§ Provided data:
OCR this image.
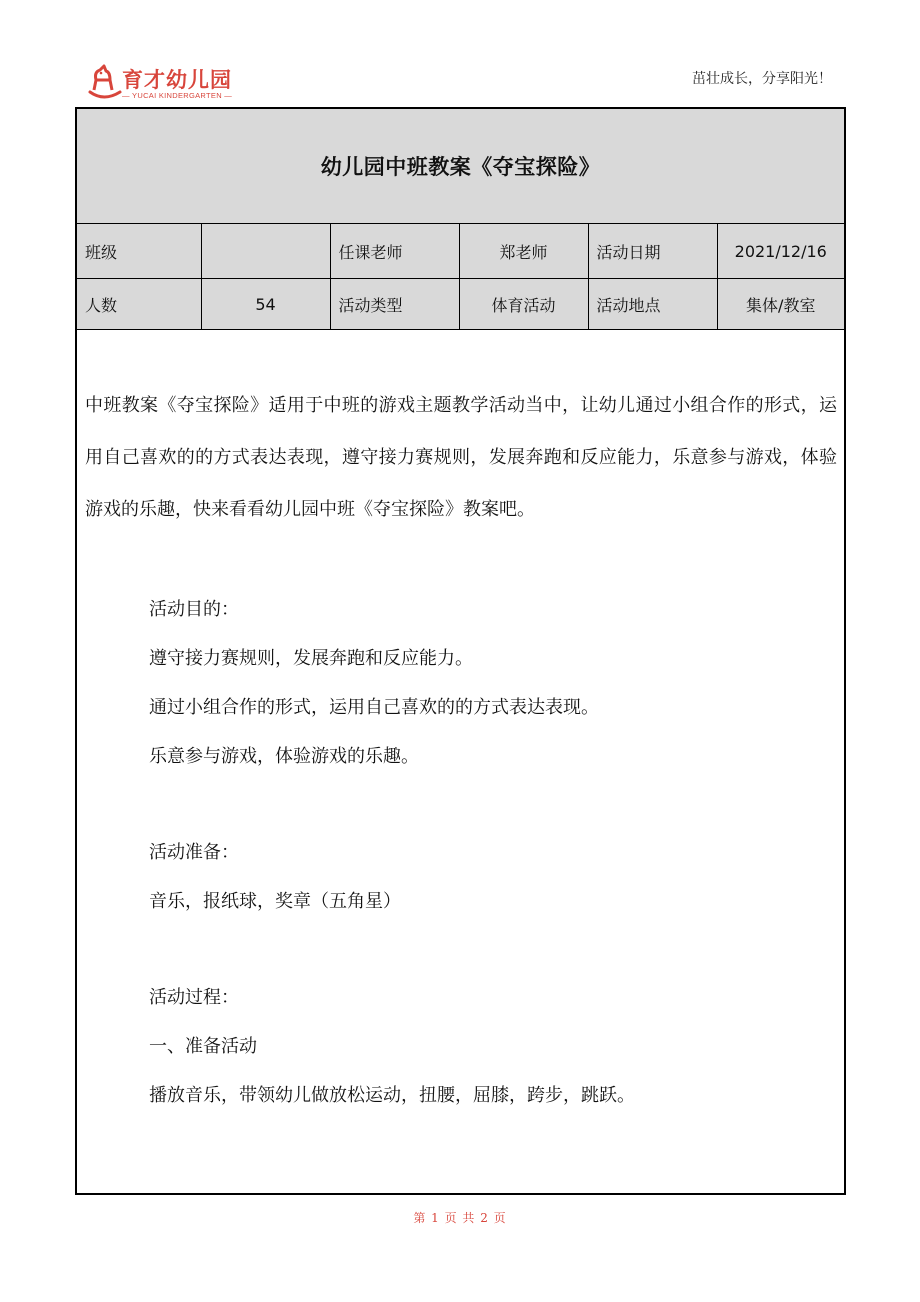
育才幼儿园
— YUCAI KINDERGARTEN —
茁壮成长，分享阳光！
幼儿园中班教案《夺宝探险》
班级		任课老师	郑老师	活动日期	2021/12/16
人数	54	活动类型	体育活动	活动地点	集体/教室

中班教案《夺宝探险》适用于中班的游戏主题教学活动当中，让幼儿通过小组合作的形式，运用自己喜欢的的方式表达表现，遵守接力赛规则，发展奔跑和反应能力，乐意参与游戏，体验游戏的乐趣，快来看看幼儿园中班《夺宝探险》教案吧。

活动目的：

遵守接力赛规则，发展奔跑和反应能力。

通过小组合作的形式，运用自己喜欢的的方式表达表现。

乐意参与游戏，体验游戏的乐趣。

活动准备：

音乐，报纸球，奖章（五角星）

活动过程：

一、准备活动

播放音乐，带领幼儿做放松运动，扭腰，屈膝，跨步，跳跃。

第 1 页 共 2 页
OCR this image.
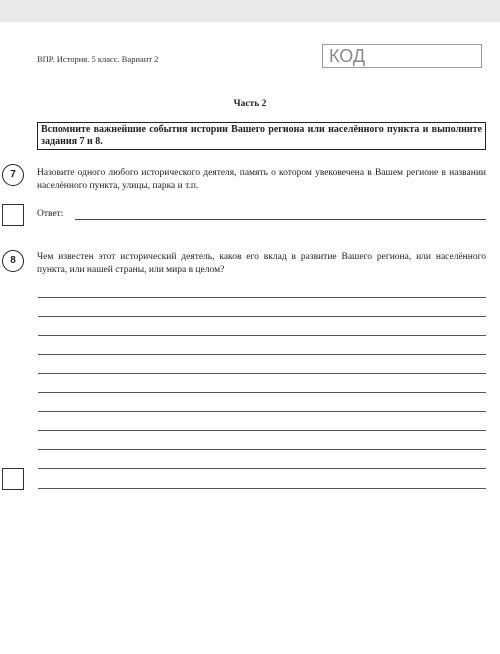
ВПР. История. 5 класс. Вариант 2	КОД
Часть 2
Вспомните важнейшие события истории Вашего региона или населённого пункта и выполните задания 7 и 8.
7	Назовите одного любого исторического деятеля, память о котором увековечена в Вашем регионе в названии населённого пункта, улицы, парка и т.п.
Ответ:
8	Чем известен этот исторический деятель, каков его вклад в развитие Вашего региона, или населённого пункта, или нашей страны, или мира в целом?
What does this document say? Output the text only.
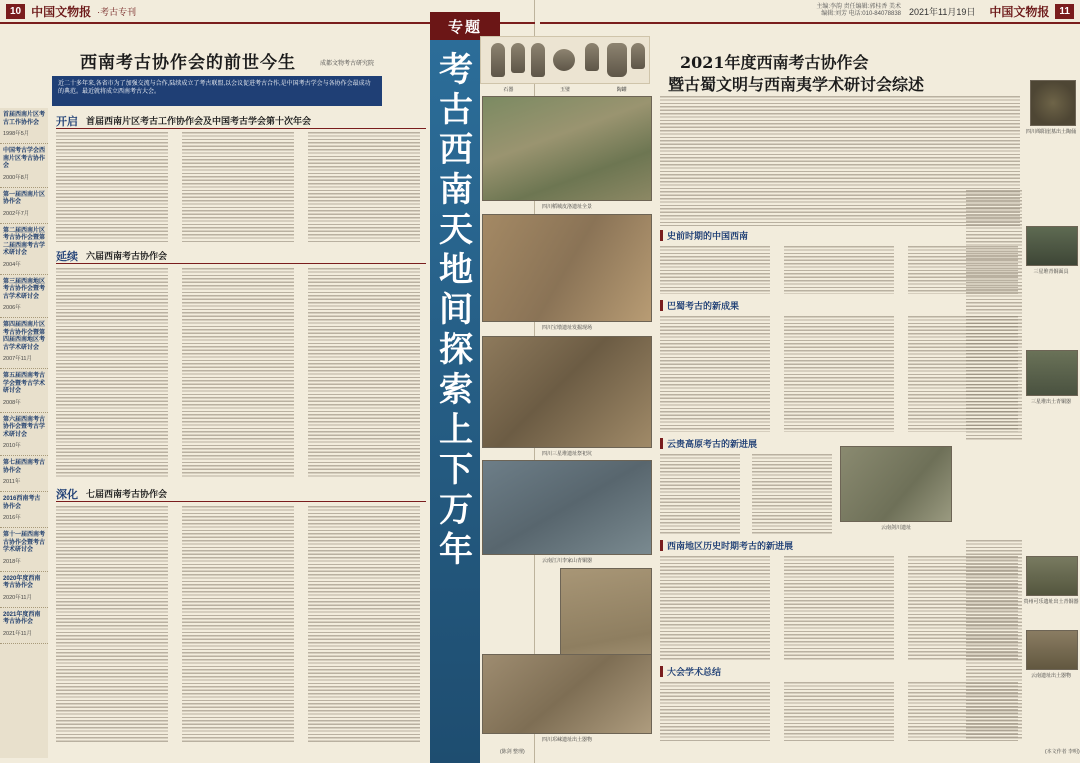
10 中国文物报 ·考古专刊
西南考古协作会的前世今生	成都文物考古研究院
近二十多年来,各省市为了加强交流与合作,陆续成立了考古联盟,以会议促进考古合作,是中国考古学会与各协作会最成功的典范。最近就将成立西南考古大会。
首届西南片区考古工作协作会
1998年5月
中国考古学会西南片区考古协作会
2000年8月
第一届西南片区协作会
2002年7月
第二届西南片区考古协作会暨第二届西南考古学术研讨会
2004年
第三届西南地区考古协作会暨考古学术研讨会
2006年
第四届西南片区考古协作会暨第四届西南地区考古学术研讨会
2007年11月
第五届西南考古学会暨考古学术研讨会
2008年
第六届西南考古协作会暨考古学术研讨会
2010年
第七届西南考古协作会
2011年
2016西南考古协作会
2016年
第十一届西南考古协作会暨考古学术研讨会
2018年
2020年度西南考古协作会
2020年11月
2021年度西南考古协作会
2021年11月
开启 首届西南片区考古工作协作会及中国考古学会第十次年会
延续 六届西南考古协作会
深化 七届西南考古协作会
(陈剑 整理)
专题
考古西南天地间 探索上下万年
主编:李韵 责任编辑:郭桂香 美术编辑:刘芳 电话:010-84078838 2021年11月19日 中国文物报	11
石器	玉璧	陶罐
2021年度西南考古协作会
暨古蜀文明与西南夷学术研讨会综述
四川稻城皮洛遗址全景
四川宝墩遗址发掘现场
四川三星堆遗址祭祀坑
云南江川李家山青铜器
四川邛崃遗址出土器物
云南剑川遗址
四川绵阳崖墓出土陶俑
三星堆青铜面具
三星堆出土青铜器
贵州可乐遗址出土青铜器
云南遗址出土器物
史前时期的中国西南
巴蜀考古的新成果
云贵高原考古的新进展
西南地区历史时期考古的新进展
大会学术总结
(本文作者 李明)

§ What you need to do:
List all lines from the entries that include the word "региона".

§ Answer to this problem:
Вспомните важнейшие события истории Вашего региона или населённого пункта и выполните задания 7 и 8.
8	Чем известен этот исторический деятель, каков его вклад в развитие Вашего региона, или населённого пункта, или нашей страны, или мира в целом?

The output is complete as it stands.